• Set problem:
All of the material below is to be retyped exactly.

• Extracted entries:

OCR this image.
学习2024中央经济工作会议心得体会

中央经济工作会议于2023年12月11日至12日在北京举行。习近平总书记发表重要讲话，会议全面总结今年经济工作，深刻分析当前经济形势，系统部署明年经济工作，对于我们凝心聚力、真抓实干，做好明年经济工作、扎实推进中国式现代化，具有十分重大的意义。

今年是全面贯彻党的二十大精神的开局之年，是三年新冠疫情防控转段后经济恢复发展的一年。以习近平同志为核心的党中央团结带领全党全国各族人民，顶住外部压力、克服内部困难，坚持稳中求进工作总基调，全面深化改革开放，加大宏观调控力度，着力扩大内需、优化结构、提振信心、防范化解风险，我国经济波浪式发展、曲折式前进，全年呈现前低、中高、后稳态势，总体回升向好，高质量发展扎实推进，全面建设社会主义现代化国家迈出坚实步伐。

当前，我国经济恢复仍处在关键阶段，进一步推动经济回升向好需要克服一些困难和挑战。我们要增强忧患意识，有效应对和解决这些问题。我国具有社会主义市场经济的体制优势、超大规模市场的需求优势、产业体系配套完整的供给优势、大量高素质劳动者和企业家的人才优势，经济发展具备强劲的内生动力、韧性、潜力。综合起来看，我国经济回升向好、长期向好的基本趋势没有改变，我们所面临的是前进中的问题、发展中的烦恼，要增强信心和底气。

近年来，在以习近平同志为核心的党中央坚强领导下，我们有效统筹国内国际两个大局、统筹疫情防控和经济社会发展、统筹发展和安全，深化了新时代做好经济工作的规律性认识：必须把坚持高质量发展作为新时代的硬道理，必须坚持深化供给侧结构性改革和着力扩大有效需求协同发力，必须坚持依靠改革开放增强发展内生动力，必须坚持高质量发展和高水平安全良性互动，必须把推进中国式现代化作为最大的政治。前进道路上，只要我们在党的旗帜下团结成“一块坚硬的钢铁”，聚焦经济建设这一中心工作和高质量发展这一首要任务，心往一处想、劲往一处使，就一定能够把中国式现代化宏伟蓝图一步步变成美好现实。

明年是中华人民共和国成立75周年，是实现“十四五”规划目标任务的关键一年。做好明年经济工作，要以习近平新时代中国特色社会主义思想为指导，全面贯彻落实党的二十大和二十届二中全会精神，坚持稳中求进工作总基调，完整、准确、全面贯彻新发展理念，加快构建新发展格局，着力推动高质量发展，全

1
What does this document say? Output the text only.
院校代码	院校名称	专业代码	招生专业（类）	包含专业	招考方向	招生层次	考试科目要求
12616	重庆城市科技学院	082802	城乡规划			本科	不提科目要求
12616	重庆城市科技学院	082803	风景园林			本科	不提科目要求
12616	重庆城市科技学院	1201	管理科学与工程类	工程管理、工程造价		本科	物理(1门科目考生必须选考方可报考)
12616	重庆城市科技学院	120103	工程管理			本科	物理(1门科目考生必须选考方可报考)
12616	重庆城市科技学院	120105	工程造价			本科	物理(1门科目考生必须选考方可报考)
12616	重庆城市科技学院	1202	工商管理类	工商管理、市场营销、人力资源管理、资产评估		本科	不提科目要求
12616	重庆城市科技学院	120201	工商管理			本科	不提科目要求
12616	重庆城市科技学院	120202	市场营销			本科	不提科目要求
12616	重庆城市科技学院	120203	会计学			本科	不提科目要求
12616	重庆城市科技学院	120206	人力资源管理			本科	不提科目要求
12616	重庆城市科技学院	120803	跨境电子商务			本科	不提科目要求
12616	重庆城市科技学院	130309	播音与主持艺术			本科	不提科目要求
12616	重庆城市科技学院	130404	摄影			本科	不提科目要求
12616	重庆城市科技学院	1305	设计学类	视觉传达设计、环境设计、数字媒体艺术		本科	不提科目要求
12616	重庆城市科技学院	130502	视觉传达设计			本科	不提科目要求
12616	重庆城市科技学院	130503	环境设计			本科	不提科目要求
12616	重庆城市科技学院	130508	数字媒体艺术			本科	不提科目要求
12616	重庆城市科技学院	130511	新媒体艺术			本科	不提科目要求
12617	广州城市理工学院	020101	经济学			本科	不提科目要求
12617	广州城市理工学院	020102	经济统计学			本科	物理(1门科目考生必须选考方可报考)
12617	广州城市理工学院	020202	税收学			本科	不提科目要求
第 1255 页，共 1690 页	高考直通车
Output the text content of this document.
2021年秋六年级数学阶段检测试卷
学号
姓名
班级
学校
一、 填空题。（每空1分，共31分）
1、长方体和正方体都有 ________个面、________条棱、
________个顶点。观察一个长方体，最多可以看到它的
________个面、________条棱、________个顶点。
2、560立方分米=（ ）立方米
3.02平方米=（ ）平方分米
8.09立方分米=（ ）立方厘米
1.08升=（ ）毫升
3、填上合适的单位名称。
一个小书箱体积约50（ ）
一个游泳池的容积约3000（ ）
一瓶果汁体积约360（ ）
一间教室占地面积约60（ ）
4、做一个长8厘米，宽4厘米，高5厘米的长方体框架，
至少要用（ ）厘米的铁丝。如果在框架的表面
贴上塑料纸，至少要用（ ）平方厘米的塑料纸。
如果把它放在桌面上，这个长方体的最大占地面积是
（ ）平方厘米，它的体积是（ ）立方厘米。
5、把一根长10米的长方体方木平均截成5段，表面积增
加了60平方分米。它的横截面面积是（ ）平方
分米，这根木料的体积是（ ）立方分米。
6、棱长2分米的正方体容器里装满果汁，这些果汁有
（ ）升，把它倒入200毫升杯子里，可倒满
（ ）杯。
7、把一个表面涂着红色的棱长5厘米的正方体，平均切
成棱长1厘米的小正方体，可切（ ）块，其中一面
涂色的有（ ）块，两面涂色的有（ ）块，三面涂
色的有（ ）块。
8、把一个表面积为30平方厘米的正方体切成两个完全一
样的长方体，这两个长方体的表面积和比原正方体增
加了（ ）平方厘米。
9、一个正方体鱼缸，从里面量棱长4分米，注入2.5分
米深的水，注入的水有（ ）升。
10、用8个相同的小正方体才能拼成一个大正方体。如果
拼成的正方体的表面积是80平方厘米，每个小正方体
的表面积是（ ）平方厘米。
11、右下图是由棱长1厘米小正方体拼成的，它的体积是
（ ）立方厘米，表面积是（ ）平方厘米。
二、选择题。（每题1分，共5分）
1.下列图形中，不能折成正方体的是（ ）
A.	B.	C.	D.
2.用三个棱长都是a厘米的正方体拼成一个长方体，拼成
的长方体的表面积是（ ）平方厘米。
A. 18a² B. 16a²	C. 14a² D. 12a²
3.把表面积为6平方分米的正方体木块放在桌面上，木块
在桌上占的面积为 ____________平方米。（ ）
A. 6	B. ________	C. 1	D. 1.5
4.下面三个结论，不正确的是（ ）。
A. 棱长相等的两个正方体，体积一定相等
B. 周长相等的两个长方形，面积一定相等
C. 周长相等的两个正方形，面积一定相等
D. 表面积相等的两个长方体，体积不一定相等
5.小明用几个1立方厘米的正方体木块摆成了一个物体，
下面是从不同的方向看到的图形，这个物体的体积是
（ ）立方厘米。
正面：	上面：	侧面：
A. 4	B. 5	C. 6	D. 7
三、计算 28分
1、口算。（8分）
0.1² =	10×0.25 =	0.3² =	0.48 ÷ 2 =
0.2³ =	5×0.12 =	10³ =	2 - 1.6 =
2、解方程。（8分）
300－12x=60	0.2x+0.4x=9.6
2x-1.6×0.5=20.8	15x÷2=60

• Exercise answer:
OCR this image.
学习2024中央经济工作会议心得体会

中央经济工作会议于2023年12月11日至12日在北京举行。习近平总书记发表重要讲话，会议全面总结今年经济工作，深刻分析当前经济形势，系统部署明年经济工作，对于我们凝心聚力、真抓实干，做好明年经济工作、扎实推进中国式现代化，具有十分重大的意义。

今年是全面贯彻党的二十大精神的开局之年，是三年新冠疫情防控转段后经济恢复发展的一年。以习近平同志为核心的党中央团结带领全党全国各族人民，顶住外部压力、克服内部困难，坚持稳中求进工作总基调，全面深化改革开放，加大宏观调控力度，着力扩大内需、优化结构、提振信心、防范化解风险，我国经济波浪式发展、曲折式前进，全年呈现前低、中高、后稳态势，总体回升向好，高质量发展扎实推进，全面建设社会主义现代化国家迈出坚实步伐。

当前，我国经济恢复仍处在关键阶段，进一步推动经济回升向好需要克服一些困难和挑战。我们要增强忧患意识，有效应对和解决这些问题。我国具有社会主义市场经济的体制优势、超大规模市场的需求优势、产业体系配套完整的供给优势、大量高素质劳动者和企业家的人才优势，经济发展具备强劲的内生动力、韧性、潜力。综合起来看，我国经济回升向好、长期向好的基本趋势没有改变，我们所面临的是前进中的问题、发展中的烦恼，要增强信心和底气。

近年来，在以习近平同志为核心的党中央坚强领导下，我们有效统筹国内国际两个大局、统筹疫情防控和经济社会发展、统筹发展和安全，深化了新时代做好经济工作的规律性认识：必须把坚持高质量发展作为新时代的硬道理，必须坚持深化供给侧结构性改革和着力扩大有效需求协同发力，必须坚持依靠改革开放增强发展内生动力，必须坚持高质量发展和高水平安全良性互动，必须把推进中国式现代化作为最大的政治。前进道路上，只要我们在党的旗帜下团结成“一块坚硬的钢铁”，聚焦经济建设这一中心工作和高质量发展这一首要任务，心往一处想、劲往一处使，就一定能够把中国式现代化宏伟蓝图一步步变成美好现实。

明年是中华人民共和国成立75周年，是实现“十四五”规划目标任务的关键一年。做好明年经济工作，要以习近平新时代中国特色社会主义思想为指导，全面贯彻落实党的二十大和二十届二中全会精神，坚持稳中求进工作总基调，完整、准确、全面贯彻新发展理念，加快构建新发展格局，着力推动高质量发展，全

1
What does this document say? Output the text only.
院校代码	院校名称	专业代码	招生专业（类）	包含专业	招考方向	招生层次	考试科目要求
12616	重庆城市科技学院	082802	城乡规划			本科	不提科目要求
12616	重庆城市科技学院	082803	风景园林			本科	不提科目要求
12616	重庆城市科技学院	1201	管理科学与工程类	工程管理、工程造价		本科	物理(1门科目考生必须选考方可报考)
12616	重庆城市科技学院	120103	工程管理			本科	物理(1门科目考生必须选考方可报考)
12616	重庆城市科技学院	120105	工程造价			本科	物理(1门科目考生必须选考方可报考)
12616	重庆城市科技学院	1202	工商管理类	工商管理、市场营销、人力资源管理、资产评估		本科	不提科目要求
12616	重庆城市科技学院	120201	工商管理			本科	不提科目要求
12616	重庆城市科技学院	120202	市场营销			本科	不提科目要求
12616	重庆城市科技学院	120203	会计学			本科	不提科目要求
12616	重庆城市科技学院	120206	人力资源管理			本科	不提科目要求
12616	重庆城市科技学院	120803	跨境电子商务			本科	不提科目要求
12616	重庆城市科技学院	130309	播音与主持艺术			本科	不提科目要求
12616	重庆城市科技学院	130404	摄影			本科	不提科目要求
12616	重庆城市科技学院	1305	设计学类	视觉传达设计、环境设计、数字媒体艺术		本科	不提科目要求
12616	重庆城市科技学院	130502	视觉传达设计			本科	不提科目要求
12616	重庆城市科技学院	130503	环境设计			本科	不提科目要求
12616	重庆城市科技学院	130508	数字媒体艺术			本科	不提科目要求
12616	重庆城市科技学院	130511	新媒体艺术			本科	不提科目要求
12617	广州城市理工学院	020101	经济学			本科	不提科目要求
12617	广州城市理工学院	020102	经济统计学			本科	物理(1门科目考生必须选考方可报考)
12617	广州城市理工学院	020202	税收学			本科	不提科目要求
第 1255 页，共 1690 页	高考直通车
Output the text content of this document.
2021年秋六年级数学阶段检测试卷
学号
姓名
班级
学校
一、 填空题。（每空1分，共31分）
1、长方体和正方体都有 ________个面、________条棱、
________个顶点。观察一个长方体，最多可以看到它的
________个面、________条棱、________个顶点。
2、560立方分米=（ ）立方米
3.02平方米=（ ）平方分米
8.09立方分米=（ ）立方厘米
1.08升=（ ）毫升
3、填上合适的单位名称。
一个小书箱体积约50（ ）
一个游泳池的容积约3000（ ）
一瓶果汁体积约360（ ）
一间教室占地面积约60（ ）
4、做一个长8厘米，宽4厘米，高5厘米的长方体框架，
至少要用（ ）厘米的铁丝。如果在框架的表面
贴上塑料纸，至少要用（ ）平方厘米的塑料纸。
如果把它放在桌面上，这个长方体的最大占地面积是
（ ）平方厘米，它的体积是（ ）立方厘米。
5、把一根长10米的长方体方木平均截成5段，表面积增
加了60平方分米。它的横截面面积是（ ）平方
分米，这根木料的体积是（ ）立方分米。
6、棱长2分米的正方体容器里装满果汁，这些果汁有
（ ）升，把它倒入200毫升杯子里，可倒满
（ ）杯。
7、把一个表面涂着红色的棱长5厘米的正方体，平均切
成棱长1厘米的小正方体，可切（ ）块，其中一面
涂色的有（ ）块，两面涂色的有（ ）块，三面涂
色的有（ ）块。
8、把一个表面积为30平方厘米的正方体切成两个完全一
样的长方体，这两个长方体的表面积和比原正方体增
加了（ ）平方厘米。
9、一个正方体鱼缸，从里面量棱长4分米，注入2.5分
米深的水，注入的水有（ ）升。
10、用8个相同的小正方体才能拼成一个大正方体。如果
拼成的正方体的表面积是80平方厘米，每个小正方体
的表面积是（ ）平方厘米。
11、右下图是由棱长1厘米小正方体拼成的，它的体积是
（ ）立方厘米，表面积是（ ）平方厘米。
二、选择题。（每题1分，共5分）
1.下列图形中，不能折成正方体的是（ ）
A.	B.	C.	D.
2.用三个棱长都是a厘米的正方体拼成一个长方体，拼成
的长方体的表面积是（ ）平方厘米。
A. 18a² B. 16a²	C. 14a² D. 12a²
3.把表面积为6平方分米的正方体木块放在桌面上，木块
在桌上占的面积为 ____________平方米。（ ）
A. 6	B. ________	C. 1	D. 1.5
4.下面三个结论，不正确的是（ ）。
A. 棱长相等的两个正方体，体积一定相等
B. 周长相等的两个长方形，面积一定相等
C. 周长相等的两个正方形，面积一定相等
D. 表面积相等的两个长方体，体积不一定相等
5.小明用几个1立方厘米的正方体木块摆成了一个物体，
下面是从不同的方向看到的图形，这个物体的体积是
（ ）立方厘米。
正面：	上面：	侧面：
A. 4	B. 5	C. 6	D. 7
三、计算 28分
1、口算。（8分）
0.1² =	10×0.25 =	0.3² =	0.48 ÷ 2 =
0.2³ =	5×0.12 =	10³ =	2 - 1.6 =
2、解方程。（8分）
300－12x=60	0.2x+0.4x=9.6
2x-1.6×0.5=20.8	15x÷2=60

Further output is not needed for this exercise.